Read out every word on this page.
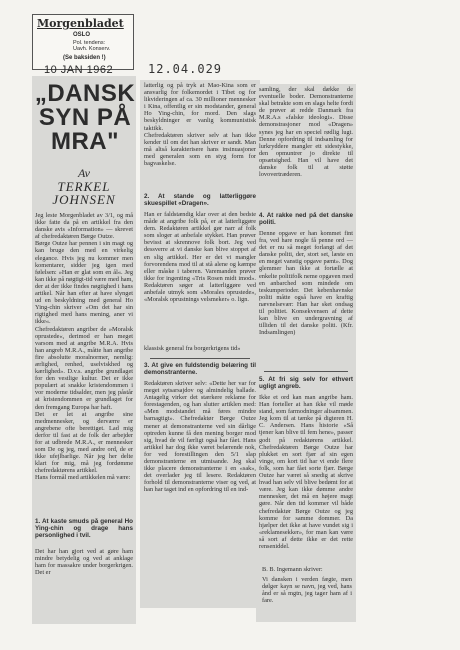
Morgenbladet
OSLO
Pol. tendens:
Uavh. Konserv.
(Se baksiden !)
10 JAN 1962	12.04.029
„DANSK SYN PÅ MRA"
Av
TERKEL JOHNSEN
Jeg leste Morgenbladet av 3/1, og må ikke fatte da på en artikkel fra den danske avis «Information» — skrevet af chefredaktøren Børge Outze.
Børge Outze har pennen i sin magt og kan bruge den med en virkelig elegance. Hvis jeg nu kommer men komentarer, sidder jeg igen med følelsen: »Han er glat som en ål«. Jeg kan ikke på nøgtigt-tid være med ham, der at der ikke findes nøgtighed i hans artikel. Når han efter at have slynget ud en beskyldning med general Ho Ying-chin skriver »Om det har sin rigtighed med hans mening, aner vi ikke«.
Chefredaktøren angriber de »Moralsk oprustede«, derimod er han meget varsom med at angribe M.R.A. Hvis han angreb M.R.A., måtte han angribe fire absolutte moralnormer, nemlig: ærlighed, renhed, uselviskhed og kærlighed». D.v.s. angribe grundlaget for den vestlige kultur. Det er ikke populært at snakke kristendommen i vor moderne tidsalder, men jeg påstår at kristendommen er grundlaget for den fremgang Europa har haft.
Det er let at angribe sine medmennesker, og derværre er angrebene ofte berettiget. Lad mig derfor til fast at de folk der arbejder for at udbrede M.R.A., er mennesker som De og jeg, med andre ord, de er ikke ufejlbarlige. Når jeg her delte klart for mig, må jeg fordømme chefredaktørens artikkel.
Hans formål med artikkelen må være:
1. At kaste smuds på general Ho Ying-chin og drage hans personlighed i tvil.
Det har han gjort ved at gøre ham mindre betydelig og ved at anklage ham for massakre under borgerkrigen. Det er
latterlig og på tryk at Mao-Kina som er ansvarlig for folkemordet i Tibet og for likvideringen af ca. 30 millioner mennesker i Kina, offentlig er sin modstander, general Ho Ying-chin, for mord. Den slags beskyldninger er vanlig kommunistisk taktikk.
Chefredaktøren skriver selv at han ikke kender til om det han skriver er sandt. Man må altså karakterisere hans insinuasjoner med generalen som en styg form for bagvaskelse.
2. At stande og latterliggøre skuespillet «Dragen».
Han er faldstændig klar over at den bedste måde at angribe folk på, er at latterliggøre dem. Redaktøren artikkel gør narr af folk som sloger at anbefale stykket. Han prøver bevisst at skrennove folk bort. Jeg ved dessverre at vi danske kan blive stoppet af en slig artikkel. Her er det vi mangler forvorendens mod til at stå alene og kæmpe eller måske i taberen. Varemanden prøver ikke for ingenting «Tris Rosen midt imod». Redaktøren søger at latterliggøre ved anbefale utmyk som «Morales oprustede», «Moralsk oprustnings velsmeker» o. lign.
klassisk general fra borgerkrigens tid»
3. At give en fuldstendig belæring til demonstranterne.
Redaktøren skriver selv: «Dette her var for meget sytsarsajdov og almindelig ballade. Antagelig virker det stærkere reklame for forestagenden, og han slutter artiklen med: «Men modstandet må føres mindre barnagtigt». Chefredaktør Børge Outze mener at demonstranterne ved sin dårlige optreden kunne få den mening borger mod sig, hvad de vil færligt også har fået. Hans artikkel har dog ikke været belærende nok, for ved forestillingen den 5/1 slap demonstranterne en utmisande. Jeg skal ikke placere demonstranterne i en «sak», det overlader jeg til lesere. Redaktøren forhold til demonstranterne viser og ved, at han har taget ind en opfordring til en ind-
samling, der skal dække de eventuelle boder. Demonstranterne skal betrakte som en slags helte fordi de prøver at redde Danmark fra M.R.A.s «falske ideologi». Disse demonstrasjoner mod «Dragen» synes jeg har en speciel rødlig lugt. Denne opfordring til indsamling for lurkryddere mangler ett sidestykke, den opmuntrer jo direkte til opsætsighed. Han vil have det danske folk til at støtte lovovertræderen.
4. At rakke ned på det danske politi.
Denne opgave er han kommet fint fra, ved hare nogle få penne ord — det er nu så meget forlangt af det danske politi, der, stort set, læste en en meget vanstig opgave pænt». Dog glemmer han ikke at fortælle at enkelte politifolk neme opgaven med en anbarched som mindede om teskumperioder. Det kebenhavnske politi måtte også have en kraftig nævnelsevær: Han har sket ondsag til politiet. Konsekvensen af dette kan blive en undergravning af tilliden til det danske politi. (Kfr. Indsamlingen)
5. At fri sig selv for ethvert ugligt angreb.
Ikke et ord kan man angribe ham. Han forteller at han ikke vil møde stand, som farmodninger altsammen. Jeg kom til at tænke på digteren H. C. Andersen. Hans historie «Så tjener kan blive til fem hene», passer godt på redaktørens artikkel. Chefredaktøren Børge Outze har plukket en sort fjær af sin egen vinge, om kort tid har vi ende flere folk, som har fået sorte fjær. Børge Outze har været så snedig at skrive hvad han selv vil blive bedømt for at være. Jeg kan ikke dømme andre mennesker, det må en højere magt gøre. Når den tid kommer vil både chefredaktør Børge Outze og jeg komme for samme dommer. Da hjælper det ikke at have vundet sig i «reklamesekker», for man kan være så sort af dette ikke er det rette renseniddel.
B. B. Ingemann skriver:
Vi dansken i verden fægte, men dølger kayn se navn, jeg ved, hans ånd er så mgtn, jeg tager ham af i fare.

════════

## PROBLEM REQUIREMENTS
Skip the images and write out the rest of the listing exactly.

## TASK RESPONSE
Read out every word on this page.
Morgenbladet
OSLO
Pol. tendens:
Uavh. Konserv.
(Se baksiden !)
10 JAN 1962	12.04.029
„DANSK SYN PÅ MRA"
Av
TERKEL JOHNSEN
Jeg leste Morgenbladet av 3/1, og må ikke fatte da på en artikkel fra den danske avis «Information» — skrevet af chefredaktøren Børge Outze.
Børge Outze har pennen i sin magt og kan bruge den med en virkelig elegance. Hvis jeg nu kommer men komentarer, sidder jeg igen med følelsen: »Han er glat som en ål«. Jeg kan ikke på nøgtigt-tid være med ham, der at der ikke findes nøgtighed i hans artikel. Når han efter at have slynget ud en beskyldning med general Ho Ying-chin skriver »Om det har sin rigtighed med hans mening, aner vi ikke«.
Chefredaktøren angriber de »Moralsk oprustede«, derimod er han meget varsom med at angribe M.R.A. Hvis han angreb M.R.A., måtte han angribe fire absolutte moralnormer, nemlig: ærlighed, renhed, uselviskhed og kærlighed». D.v.s. angribe grundlaget for den vestlige kultur. Det er ikke populært at snakke kristendommen i vor moderne tidsalder, men jeg påstår at kristendommen er grundlaget for den fremgang Europa har haft.
Det er let at angribe sine medmennesker, og derværre er angrebene ofte berettiget. Lad mig derfor til fast at de folk der arbejder for at udbrede M.R.A., er mennesker som De og jeg, med andre ord, de er ikke ufejlbarlige. Når jeg her delte klart for mig, må jeg fordømme chefredaktørens artikkel.
Hans formål med artikkelen må være:
1. At kaste smuds på general Ho Ying-chin og drage hans personlighed i tvil.
Det har han gjort ved at gøre ham mindre betydelig og ved at anklage ham for massakre under borgerkrigen. Det er
latterlig og på tryk at Mao-Kina som er ansvarlig for folkemordet i Tibet og for likvideringen af ca. 30 millioner mennesker i Kina, offentlig er sin modstander, general Ho Ying-chin, for mord. Den slags beskyldninger er vanlig kommunistisk taktikk.
Chefredaktøren skriver selv at han ikke kender til om det han skriver er sandt. Man må altså karakterisere hans insinuasjoner med generalen som en styg form for bagvaskelse.
2. At stande og latterliggøre skuespillet «Dragen».
Han er faldstændig klar over at den bedste måde at angribe folk på, er at latterliggøre dem. Redaktøren artikkel gør narr af folk som sloger at anbefale stykket. Han prøver bevisst at skrennove folk bort. Jeg ved dessverre at vi danske kan blive stoppet af en slig artikkel. Her er det vi mangler forvorendens mod til at stå alene og kæmpe eller måske i taberen. Varemanden prøver ikke for ingenting «Tris Rosen midt imod». Redaktøren søger at latterliggøre ved anbefale utmyk som «Morales oprustede», «Moralsk oprustnings velsmeker» o. lign.
klassisk general fra borgerkrigens tid»
3. At give en fuldstendig belæring til demonstranterne.
Redaktøren skriver selv: «Dette her var for meget sytsarsajdov og almindelig ballade. Antagelig virker det stærkere reklame for forestagenden, og han slutter artiklen med: «Men modstandet må føres mindre barnagtigt». Chefredaktør Børge Outze mener at demonstranterne ved sin dårlige optreden kunne få den mening borger mod sig, hvad de vil færligt også har fået. Hans artikkel har dog ikke været belærende nok, for ved forestillingen den 5/1 slap demonstranterne en utmisande. Jeg skal ikke placere demonstranterne i en «sak», det overlader jeg til lesere. Redaktøren forhold til demonstranterne viser og ved, at han har taget ind en opfordring til en ind-
samling, der skal dække de eventuelle boder. Demonstranterne skal betrakte som en slags helte fordi de prøver at redde Danmark fra M.R.A.s «falske ideologi». Disse demonstrasjoner mod «Dragen» synes jeg har en speciel rødlig lugt. Denne opfordring til indsamling for lurkryddere mangler ett sidestykke, den opmuntrer jo direkte til opsætsighed. Han vil have det danske folk til at støtte lovovertræderen.
4. At rakke ned på det danske politi.
Denne opgave er han kommet fint fra, ved hare nogle få penne ord — det er nu så meget forlangt af det danske politi, der, stort set, læste en en meget vanstig opgave pænt». Dog glemmer han ikke at fortælle at enkelte politifolk neme opgaven med en anbarched som mindede om teskumperioder. Det kebenhavnske politi måtte også have en kraftig nævnelsevær: Han har sket ondsag til politiet. Konsekvensen af dette kan blive en undergravning af tilliden til det danske politi. (Kfr. Indsamlingen)
5. At fri sig selv for ethvert ugligt angreb.
Ikke et ord kan man angribe ham. Han forteller at han ikke vil møde stand, som farmodninger altsammen. Jeg kom til at tænke på digteren H. C. Andersen. Hans historie «Så tjener kan blive til fem hene», passer godt på redaktørens artikkel. Chefredaktøren Børge Outze har plukket en sort fjær af sin egen vinge, om kort tid har vi ende flere folk, som har fået sorte fjær. Børge Outze har været så snedig at skrive hvad han selv vil blive bedømt for at være. Jeg kan ikke dømme andre mennesker, det må en højere magt gøre. Når den tid kommer vil både chefredaktør Børge Outze og jeg komme for samme dommer. Da hjælper det ikke at have vundet sig i «reklamesekker», for man kan være så sort af dette ikke er det rette renseniddel.
B. B. Ingemann skriver:
Vi dansken i verden fægte, men dølger kayn se navn, jeg ved, hans ånd er så mgtn, jeg tager ham af i fare.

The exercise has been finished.